Given task: Copy all the entries word for word, but omit the pictures.

Entries:
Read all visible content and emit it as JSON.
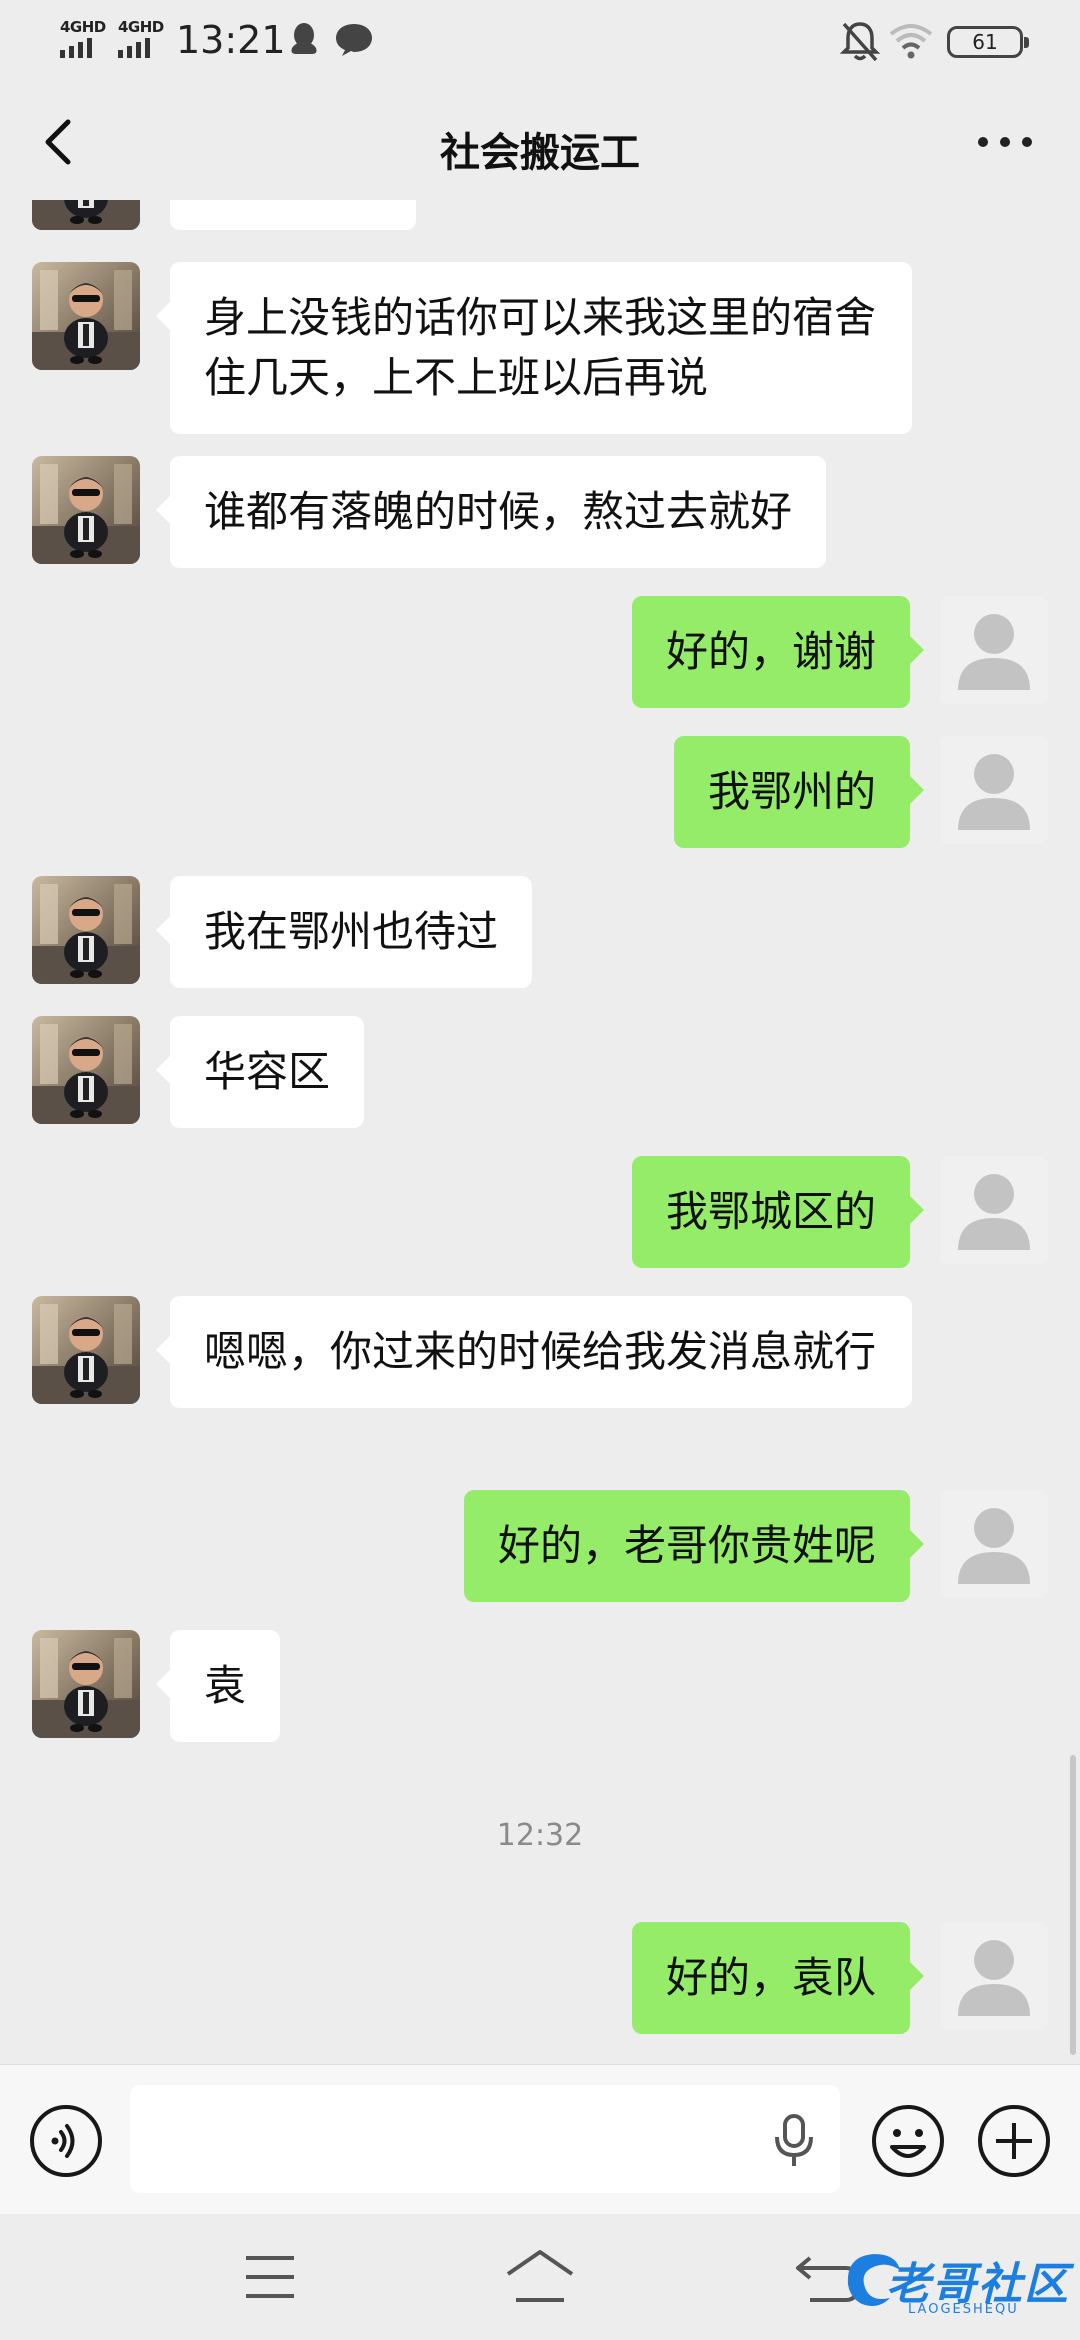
{
  "status_bar": {
    "network_1": "4GHD",
    "network_2": "4GHD",
    "time": "13:21",
    "battery": "61",
    "icons": [
      "qq-icon",
      "message-icon",
      "mute-icon",
      "wifi-icon",
      "battery-icon"
    ]
  },
  "header": {
    "title": "社会搬运工",
    "back_icon": "chevron-left-icon",
    "more_icon": "more-dots-icon"
  },
  "messages": [
    {
      "from": "other",
      "text": "身上没钱的话你可以来我这里的宿舍住几天，上不上班以后再说"
    },
    {
      "from": "other",
      "text": "谁都有落魄的时候，熬过去就好"
    },
    {
      "from": "me",
      "text": "好的，谢谢"
    },
    {
      "from": "me",
      "text": "我鄂州的"
    },
    {
      "from": "other",
      "text": "我在鄂州也待过"
    },
    {
      "from": "other",
      "text": "华容区"
    },
    {
      "from": "me",
      "text": "我鄂城区的"
    },
    {
      "from": "other",
      "text": "嗯嗯，你过来的时候给我发消息就行"
    },
    {
      "from": "me",
      "text": "好的，老哥你贵姓呢"
    },
    {
      "from": "other",
      "text": "袁"
    },
    {
      "from": "me",
      "text": "好的，袁队"
    }
  ],
  "timestamp": "12:32",
  "input_bar": {
    "value": "",
    "icons": [
      "voice-icon",
      "mic-icon",
      "emoji-icon",
      "plus-icon"
    ]
  },
  "nav_bar": {
    "icons": [
      "menu-icon",
      "home-icon",
      "back-icon"
    ]
  },
  "watermark": {
    "text": "老哥社区",
    "sub": "LAOGESHEQU"
  },
  "colors": {
    "background": "#ededed",
    "bubble_in": "#ffffff",
    "bubble_out": "#95ec69",
    "input_bar": "#f7f7f7",
    "watermark": "#1c7fe0"
  }
}
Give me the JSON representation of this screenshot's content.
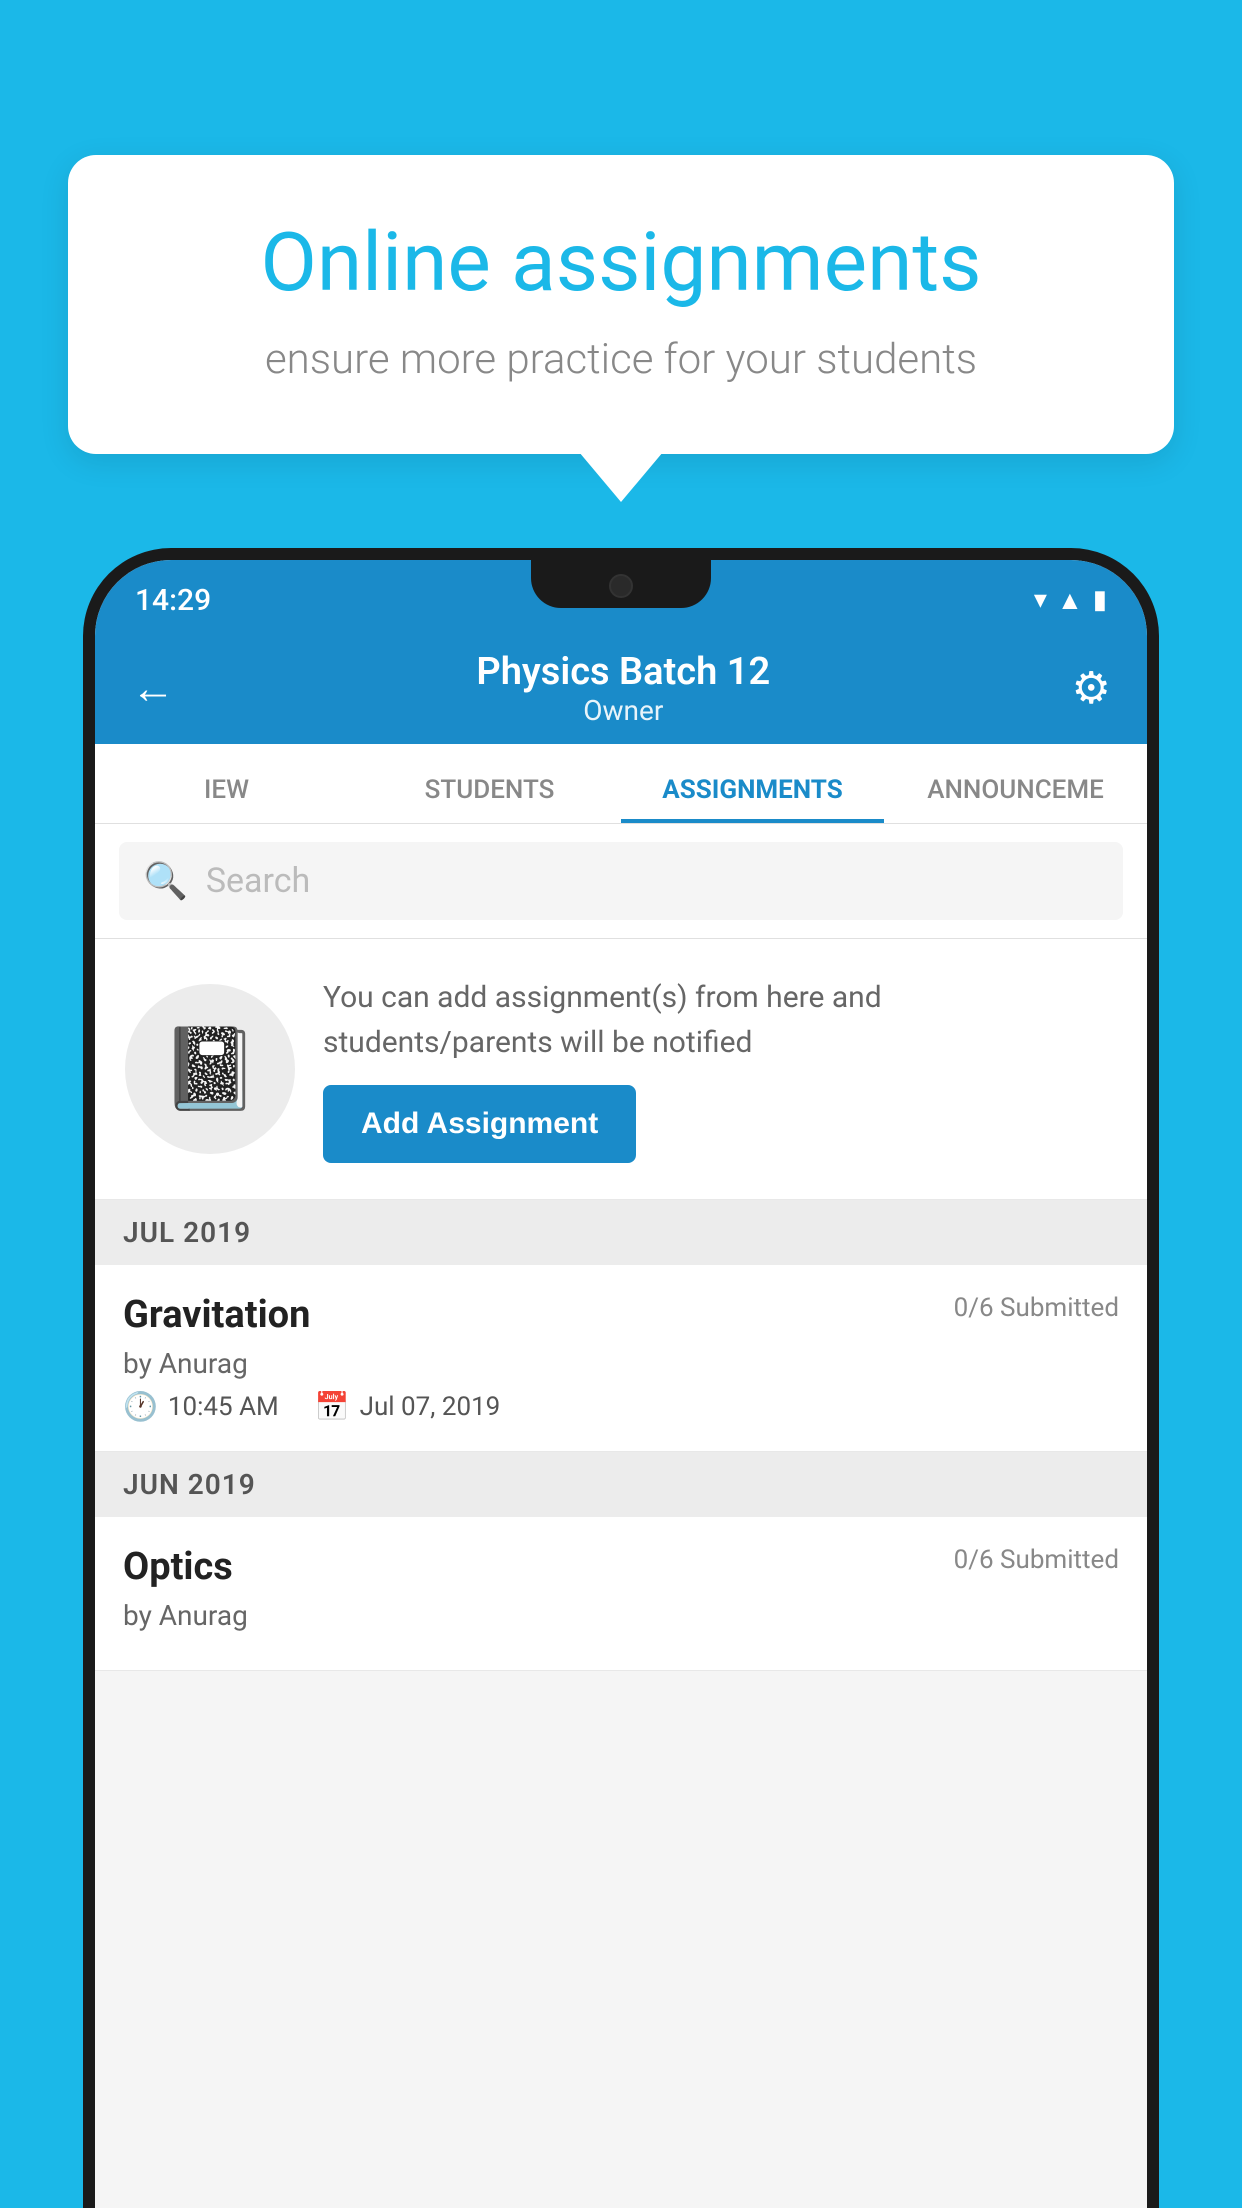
{
  "background_color": "#1bb8e8",
  "speech_bubble": {
    "title": "Online assignments",
    "subtitle": "ensure more practice for your students"
  },
  "status_bar": {
    "time": "14:29",
    "icons": [
      "wifi",
      "signal",
      "battery"
    ]
  },
  "header": {
    "title": "Physics Batch 12",
    "subtitle": "Owner",
    "back_label": "←",
    "settings_label": "⚙"
  },
  "tabs": [
    {
      "label": "IEW",
      "active": false
    },
    {
      "label": "STUDENTS",
      "active": false
    },
    {
      "label": "ASSIGNMENTS",
      "active": true
    },
    {
      "label": "ANNOUNCEME",
      "active": false
    }
  ],
  "search": {
    "placeholder": "Search"
  },
  "promo": {
    "text": "You can add assignment(s) from here and students/parents will be notified",
    "button_label": "Add Assignment"
  },
  "sections": [
    {
      "label": "JUL 2019",
      "assignments": [
        {
          "title": "Gravitation",
          "submitted": "0/6 Submitted",
          "author": "by Anurag",
          "time": "10:45 AM",
          "date": "Jul 07, 2019"
        }
      ]
    },
    {
      "label": "JUN 2019",
      "assignments": [
        {
          "title": "Optics",
          "submitted": "0/6 Submitted",
          "author": "by Anurag",
          "time": "",
          "date": ""
        }
      ]
    }
  ]
}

Finished answer:
Read all visible content and emit it as JSON.
{
  "status_bar": {
    "network_1": "4GHD",
    "network_2": "4GHD",
    "time": "13:21",
    "battery": "61",
    "icons": [
      "qq-icon",
      "message-icon",
      "mute-icon",
      "wifi-icon",
      "battery-icon"
    ]
  },
  "header": {
    "title": "社会搬运工",
    "back_icon": "chevron-left-icon",
    "more_icon": "more-dots-icon"
  },
  "messages": [
    {
      "from": "other",
      "text": "身上没钱的话你可以来我这里的宿舍住几天，上不上班以后再说"
    },
    {
      "from": "other",
      "text": "谁都有落魄的时候，熬过去就好"
    },
    {
      "from": "me",
      "text": "好的，谢谢"
    },
    {
      "from": "me",
      "text": "我鄂州的"
    },
    {
      "from": "other",
      "text": "我在鄂州也待过"
    },
    {
      "from": "other",
      "text": "华容区"
    },
    {
      "from": "me",
      "text": "我鄂城区的"
    },
    {
      "from": "other",
      "text": "嗯嗯，你过来的时候给我发消息就行"
    },
    {
      "from": "me",
      "text": "好的，老哥你贵姓呢"
    },
    {
      "from": "other",
      "text": "袁"
    },
    {
      "from": "me",
      "text": "好的，袁队"
    }
  ],
  "timestamp": "12:32",
  "input_bar": {
    "value": "",
    "icons": [
      "voice-icon",
      "mic-icon",
      "emoji-icon",
      "plus-icon"
    ]
  },
  "nav_bar": {
    "icons": [
      "menu-icon",
      "home-icon",
      "back-icon"
    ]
  },
  "watermark": {
    "text": "老哥社区",
    "sub": "LAOGESHEQU"
  },
  "colors": {
    "background": "#ededed",
    "bubble_in": "#ffffff",
    "bubble_out": "#95ec69",
    "input_bar": "#f7f7f7",
    "watermark": "#1c7fe0"
  }
}
Give me the JSON representation of this screenshot's content.
{
  "background_color": "#1bb8e8",
  "speech_bubble": {
    "title": "Online assignments",
    "subtitle": "ensure more practice for your students"
  },
  "status_bar": {
    "time": "14:29",
    "icons": [
      "wifi",
      "signal",
      "battery"
    ]
  },
  "header": {
    "title": "Physics Batch 12",
    "subtitle": "Owner",
    "back_label": "←",
    "settings_label": "⚙"
  },
  "tabs": [
    {
      "label": "IEW",
      "active": false
    },
    {
      "label": "STUDENTS",
      "active": false
    },
    {
      "label": "ASSIGNMENTS",
      "active": true
    },
    {
      "label": "ANNOUNCEME",
      "active": false
    }
  ],
  "search": {
    "placeholder": "Search"
  },
  "promo": {
    "text": "You can add assignment(s) from here and students/parents will be notified",
    "button_label": "Add Assignment"
  },
  "sections": [
    {
      "label": "JUL 2019",
      "assignments": [
        {
          "title": "Gravitation",
          "submitted": "0/6 Submitted",
          "author": "by Anurag",
          "time": "10:45 AM",
          "date": "Jul 07, 2019"
        }
      ]
    },
    {
      "label": "JUN 2019",
      "assignments": [
        {
          "title": "Optics",
          "submitted": "0/6 Submitted",
          "author": "by Anurag",
          "time": "",
          "date": ""
        }
      ]
    }
  ]
}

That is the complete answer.